* [Exercise details] Look over the lines below. Report each one that includes the string "name".

* [Records provided]
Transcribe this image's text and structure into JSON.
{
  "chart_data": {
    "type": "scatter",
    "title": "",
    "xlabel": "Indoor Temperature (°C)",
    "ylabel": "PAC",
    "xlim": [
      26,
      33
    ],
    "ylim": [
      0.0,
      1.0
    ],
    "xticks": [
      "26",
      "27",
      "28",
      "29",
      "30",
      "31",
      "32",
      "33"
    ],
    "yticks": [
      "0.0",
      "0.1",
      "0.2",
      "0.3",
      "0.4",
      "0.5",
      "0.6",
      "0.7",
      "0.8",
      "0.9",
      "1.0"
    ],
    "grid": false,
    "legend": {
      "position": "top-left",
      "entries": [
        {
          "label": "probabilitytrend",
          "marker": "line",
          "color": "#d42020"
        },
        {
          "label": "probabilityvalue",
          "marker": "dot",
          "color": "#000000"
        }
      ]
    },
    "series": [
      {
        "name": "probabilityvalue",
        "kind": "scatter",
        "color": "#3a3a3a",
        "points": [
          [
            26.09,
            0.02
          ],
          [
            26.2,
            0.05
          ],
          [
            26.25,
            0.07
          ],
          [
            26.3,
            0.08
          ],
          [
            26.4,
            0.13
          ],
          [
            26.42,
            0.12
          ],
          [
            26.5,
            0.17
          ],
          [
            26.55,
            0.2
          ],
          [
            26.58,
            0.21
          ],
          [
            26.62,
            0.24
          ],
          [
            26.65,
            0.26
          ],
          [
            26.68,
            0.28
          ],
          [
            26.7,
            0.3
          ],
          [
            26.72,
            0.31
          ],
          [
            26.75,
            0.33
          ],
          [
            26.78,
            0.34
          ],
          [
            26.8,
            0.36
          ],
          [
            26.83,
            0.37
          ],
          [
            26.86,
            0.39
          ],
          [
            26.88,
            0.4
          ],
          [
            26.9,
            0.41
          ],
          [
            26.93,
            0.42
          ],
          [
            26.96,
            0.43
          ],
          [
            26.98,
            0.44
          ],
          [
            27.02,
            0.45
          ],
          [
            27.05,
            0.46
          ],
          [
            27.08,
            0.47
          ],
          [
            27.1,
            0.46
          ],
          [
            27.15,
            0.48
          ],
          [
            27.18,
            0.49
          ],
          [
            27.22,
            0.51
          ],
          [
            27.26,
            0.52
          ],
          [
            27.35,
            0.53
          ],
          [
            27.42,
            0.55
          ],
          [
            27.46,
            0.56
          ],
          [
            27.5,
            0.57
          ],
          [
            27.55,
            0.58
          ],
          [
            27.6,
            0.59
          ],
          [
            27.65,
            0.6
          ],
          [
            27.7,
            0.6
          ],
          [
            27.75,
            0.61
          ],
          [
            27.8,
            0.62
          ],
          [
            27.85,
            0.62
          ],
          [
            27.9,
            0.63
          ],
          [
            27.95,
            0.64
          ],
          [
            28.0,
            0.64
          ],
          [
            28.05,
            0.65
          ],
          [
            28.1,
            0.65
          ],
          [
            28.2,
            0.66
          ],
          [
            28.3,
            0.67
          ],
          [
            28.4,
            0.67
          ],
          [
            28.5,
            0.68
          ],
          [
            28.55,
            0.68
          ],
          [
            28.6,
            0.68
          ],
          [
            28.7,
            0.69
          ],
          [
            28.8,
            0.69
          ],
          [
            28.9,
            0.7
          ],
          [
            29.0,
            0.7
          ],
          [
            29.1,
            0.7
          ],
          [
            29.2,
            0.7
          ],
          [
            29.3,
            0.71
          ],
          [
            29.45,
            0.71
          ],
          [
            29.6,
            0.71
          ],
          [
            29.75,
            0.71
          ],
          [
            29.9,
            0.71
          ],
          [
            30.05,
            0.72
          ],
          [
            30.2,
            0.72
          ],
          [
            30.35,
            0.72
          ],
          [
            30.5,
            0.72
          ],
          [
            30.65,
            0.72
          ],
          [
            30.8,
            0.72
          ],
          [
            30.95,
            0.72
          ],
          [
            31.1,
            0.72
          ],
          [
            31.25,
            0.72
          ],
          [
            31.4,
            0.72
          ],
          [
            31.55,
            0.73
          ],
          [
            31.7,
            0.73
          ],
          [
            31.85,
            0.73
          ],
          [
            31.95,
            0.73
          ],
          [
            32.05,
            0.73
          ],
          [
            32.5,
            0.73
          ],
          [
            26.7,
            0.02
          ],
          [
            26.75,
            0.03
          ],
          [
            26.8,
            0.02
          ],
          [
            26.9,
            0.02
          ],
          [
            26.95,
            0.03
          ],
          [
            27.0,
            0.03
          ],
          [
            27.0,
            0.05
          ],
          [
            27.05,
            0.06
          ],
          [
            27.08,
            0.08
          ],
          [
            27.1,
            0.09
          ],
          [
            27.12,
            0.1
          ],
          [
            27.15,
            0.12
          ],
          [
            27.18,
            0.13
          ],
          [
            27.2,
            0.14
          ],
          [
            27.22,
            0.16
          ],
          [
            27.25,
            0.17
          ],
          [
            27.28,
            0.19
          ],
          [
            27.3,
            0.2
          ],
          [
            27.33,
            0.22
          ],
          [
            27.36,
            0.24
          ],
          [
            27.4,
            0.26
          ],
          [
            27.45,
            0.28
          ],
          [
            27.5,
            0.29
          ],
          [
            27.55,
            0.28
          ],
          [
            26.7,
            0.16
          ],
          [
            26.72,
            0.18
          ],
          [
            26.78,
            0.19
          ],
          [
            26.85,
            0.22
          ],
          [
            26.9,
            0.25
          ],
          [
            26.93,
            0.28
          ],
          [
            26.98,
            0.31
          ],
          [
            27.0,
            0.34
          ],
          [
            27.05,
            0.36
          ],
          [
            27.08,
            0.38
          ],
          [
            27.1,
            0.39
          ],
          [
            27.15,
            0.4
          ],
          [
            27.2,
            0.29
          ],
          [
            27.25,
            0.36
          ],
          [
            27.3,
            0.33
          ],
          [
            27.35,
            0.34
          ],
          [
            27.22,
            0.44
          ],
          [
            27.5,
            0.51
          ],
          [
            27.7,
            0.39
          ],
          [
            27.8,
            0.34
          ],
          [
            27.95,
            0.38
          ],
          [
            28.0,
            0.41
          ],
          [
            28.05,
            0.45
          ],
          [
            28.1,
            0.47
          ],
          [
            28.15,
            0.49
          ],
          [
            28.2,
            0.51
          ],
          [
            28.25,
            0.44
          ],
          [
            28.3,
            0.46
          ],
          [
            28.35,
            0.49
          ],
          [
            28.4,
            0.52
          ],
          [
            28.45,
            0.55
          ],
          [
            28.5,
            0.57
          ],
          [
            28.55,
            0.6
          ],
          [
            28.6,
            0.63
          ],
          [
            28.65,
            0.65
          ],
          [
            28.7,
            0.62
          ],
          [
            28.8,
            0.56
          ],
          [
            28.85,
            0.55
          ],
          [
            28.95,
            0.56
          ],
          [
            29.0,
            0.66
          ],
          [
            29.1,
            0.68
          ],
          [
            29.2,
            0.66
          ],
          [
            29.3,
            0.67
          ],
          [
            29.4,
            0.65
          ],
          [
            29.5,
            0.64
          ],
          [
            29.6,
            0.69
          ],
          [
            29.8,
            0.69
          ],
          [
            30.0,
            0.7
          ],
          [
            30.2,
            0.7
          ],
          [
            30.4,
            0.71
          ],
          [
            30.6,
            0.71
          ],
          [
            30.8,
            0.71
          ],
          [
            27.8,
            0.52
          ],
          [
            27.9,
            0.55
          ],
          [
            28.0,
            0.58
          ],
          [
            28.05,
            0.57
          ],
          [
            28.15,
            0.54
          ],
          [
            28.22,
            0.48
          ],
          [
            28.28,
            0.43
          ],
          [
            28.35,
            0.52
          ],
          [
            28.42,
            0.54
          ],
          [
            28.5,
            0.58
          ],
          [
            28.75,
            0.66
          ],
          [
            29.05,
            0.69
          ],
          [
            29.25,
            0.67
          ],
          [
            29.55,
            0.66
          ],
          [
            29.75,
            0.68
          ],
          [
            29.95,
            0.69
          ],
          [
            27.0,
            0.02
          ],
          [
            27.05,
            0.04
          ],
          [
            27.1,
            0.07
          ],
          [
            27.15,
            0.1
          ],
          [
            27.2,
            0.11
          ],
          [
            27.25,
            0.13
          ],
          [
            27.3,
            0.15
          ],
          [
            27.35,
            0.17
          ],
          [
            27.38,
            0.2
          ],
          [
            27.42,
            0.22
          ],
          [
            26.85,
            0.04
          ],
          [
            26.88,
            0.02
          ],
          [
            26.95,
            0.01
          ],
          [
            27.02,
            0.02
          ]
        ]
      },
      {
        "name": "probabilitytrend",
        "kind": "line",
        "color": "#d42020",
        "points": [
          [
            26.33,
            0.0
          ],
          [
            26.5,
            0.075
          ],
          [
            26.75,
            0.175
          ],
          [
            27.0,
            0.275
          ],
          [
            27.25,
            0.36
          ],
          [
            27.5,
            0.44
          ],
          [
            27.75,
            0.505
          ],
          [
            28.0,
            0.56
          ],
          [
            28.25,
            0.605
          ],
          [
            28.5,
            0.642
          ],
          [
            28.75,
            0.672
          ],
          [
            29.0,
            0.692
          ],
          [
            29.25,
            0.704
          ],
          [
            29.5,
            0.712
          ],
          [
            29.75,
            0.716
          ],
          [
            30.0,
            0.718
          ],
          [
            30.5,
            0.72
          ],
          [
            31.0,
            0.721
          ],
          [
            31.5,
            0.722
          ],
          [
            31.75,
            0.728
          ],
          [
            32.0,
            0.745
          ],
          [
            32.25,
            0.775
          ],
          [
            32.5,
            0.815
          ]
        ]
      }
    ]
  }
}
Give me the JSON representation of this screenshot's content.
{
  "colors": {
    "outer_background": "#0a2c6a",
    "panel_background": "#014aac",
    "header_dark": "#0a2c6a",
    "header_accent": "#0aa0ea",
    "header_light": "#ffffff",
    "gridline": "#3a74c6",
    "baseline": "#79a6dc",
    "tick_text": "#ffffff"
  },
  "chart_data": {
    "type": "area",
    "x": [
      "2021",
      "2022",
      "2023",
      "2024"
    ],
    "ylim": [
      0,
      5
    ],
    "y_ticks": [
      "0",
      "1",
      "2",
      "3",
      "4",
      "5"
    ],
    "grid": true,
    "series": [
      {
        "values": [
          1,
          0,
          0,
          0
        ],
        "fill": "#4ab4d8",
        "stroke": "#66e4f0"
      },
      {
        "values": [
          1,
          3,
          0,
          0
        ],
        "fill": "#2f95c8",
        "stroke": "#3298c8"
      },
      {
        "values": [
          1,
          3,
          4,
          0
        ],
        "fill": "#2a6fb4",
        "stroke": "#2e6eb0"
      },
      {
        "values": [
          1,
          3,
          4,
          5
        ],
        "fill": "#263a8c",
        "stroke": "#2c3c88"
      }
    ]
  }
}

* [Worked answer]
        "name": "probabilityvalue",
        "name": "probabilitytrend",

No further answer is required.